**What needs to be done**: Collect every line below that contains the word "antenna".

=======

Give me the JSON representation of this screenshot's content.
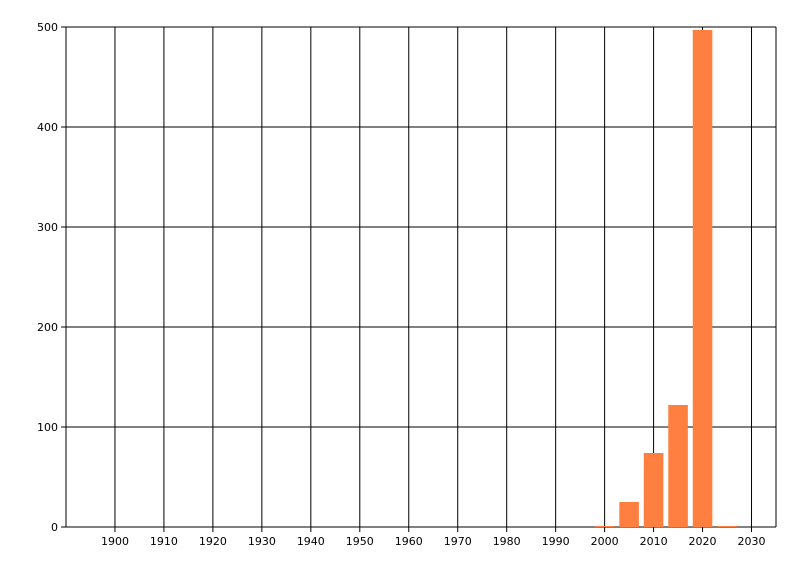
{
  "chart_data": {
    "type": "bar",
    "title": "",
    "xlabel": "",
    "ylabel": "",
    "x": [
      2000,
      2005,
      2010,
      2015,
      2020,
      2025
    ],
    "values": [
      1,
      25,
      74,
      122,
      497,
      1
    ],
    "bar_width_years": 4,
    "xlim": [
      1890,
      2035
    ],
    "ylim": [
      0,
      500
    ],
    "xticks": [
      1900,
      1910,
      1920,
      1930,
      1940,
      1950,
      1960,
      1970,
      1980,
      1990,
      2000,
      2010,
      2020,
      2030
    ],
    "yticks": [
      0,
      100,
      200,
      300,
      400,
      500
    ],
    "grid": true,
    "bar_color": "#FF7F40"
  }
}
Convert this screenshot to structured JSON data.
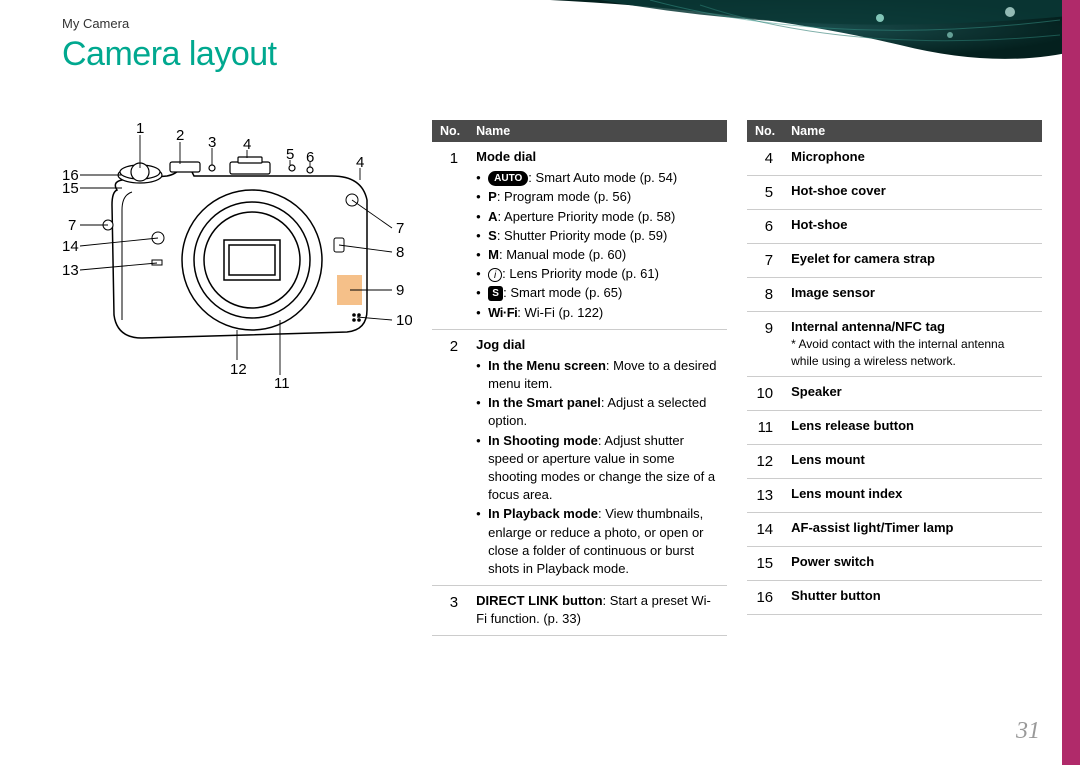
{
  "breadcrumb": "My Camera",
  "title": "Camera layout",
  "page_number": "31",
  "colors": {
    "title": "#00a88f",
    "header_bg": "#4a4a4a",
    "header_fg": "#ffffff",
    "border": "#cccccc",
    "stripe": "#b02a6a",
    "pagenum": "#999999",
    "highlight": "#f5c089"
  },
  "table_header": {
    "no": "No.",
    "name": "Name"
  },
  "callouts": {
    "top": [
      "1",
      "2",
      "3",
      "4",
      "5",
      "6",
      "4"
    ],
    "left": [
      "16",
      "15",
      "7",
      "14",
      "13"
    ],
    "right": [
      "7",
      "8",
      "9",
      "10"
    ],
    "bottom": [
      "12",
      "11"
    ]
  },
  "left_table": [
    {
      "no": "1",
      "name": "Mode dial",
      "items": [
        {
          "icon": "auto-badge",
          "icon_text": "AUTO",
          "text": ": Smart Auto mode (p. 54)"
        },
        {
          "icon": "mode-letter",
          "icon_text": "P",
          "text": ": Program mode (p. 56)"
        },
        {
          "icon": "mode-letter",
          "icon_text": "A",
          "text": ": Aperture Priority mode (p. 58)"
        },
        {
          "icon": "mode-letter",
          "icon_text": "S",
          "text": ": Shutter Priority mode (p. 59)"
        },
        {
          "icon": "mode-letter",
          "icon_text": "M",
          "text": ": Manual mode (p. 60)"
        },
        {
          "icon": "circle-i",
          "icon_text": "i",
          "text": ": Lens Priority mode (p. 61)"
        },
        {
          "icon": "smart-badge",
          "icon_text": "S",
          "text": ": Smart mode (p. 65)"
        },
        {
          "icon": "wifi",
          "icon_text": "Wi·Fi",
          "text": ": Wi-Fi (p. 122)"
        }
      ]
    },
    {
      "no": "2",
      "name": "Jog dial",
      "items": [
        {
          "bold": "In the Menu screen",
          "text": ": Move to a desired menu item."
        },
        {
          "bold": "In the Smart panel",
          "text": ": Adjust a selected option."
        },
        {
          "bold": "In Shooting mode",
          "text": ": Adjust shutter speed or aperture value in some shooting modes or change the size of a focus area."
        },
        {
          "bold": "In Playback mode",
          "text": ": View thumbnails, enlarge or reduce a photo, or open or close a folder of continuous or burst shots in Playback mode."
        }
      ]
    },
    {
      "no": "3",
      "name_inline": "DIRECT LINK button",
      "inline_text": ": Start a preset Wi-Fi function. (p. 33)"
    }
  ],
  "right_table": [
    {
      "no": "4",
      "name": "Microphone"
    },
    {
      "no": "5",
      "name": "Hot-shoe cover"
    },
    {
      "no": "6",
      "name": "Hot-shoe"
    },
    {
      "no": "7",
      "name": "Eyelet for camera strap"
    },
    {
      "no": "8",
      "name": "Image sensor"
    },
    {
      "no": "9",
      "name": "Internal antenna/NFC tag",
      "note": "* Avoid contact with the internal antenna while using a wireless network."
    },
    {
      "no": "10",
      "name": "Speaker"
    },
    {
      "no": "11",
      "name": "Lens release button"
    },
    {
      "no": "12",
      "name": "Lens mount"
    },
    {
      "no": "13",
      "name": "Lens mount index"
    },
    {
      "no": "14",
      "name": "AF-assist light/Timer lamp"
    },
    {
      "no": "15",
      "name": "Power switch"
    },
    {
      "no": "16",
      "name": "Shutter button"
    }
  ]
}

=======

**Result of the task**:
      "name": "Internal antenna/NFC tag",
      "note": "* Avoid contact with the internal antenna while using a wireless network."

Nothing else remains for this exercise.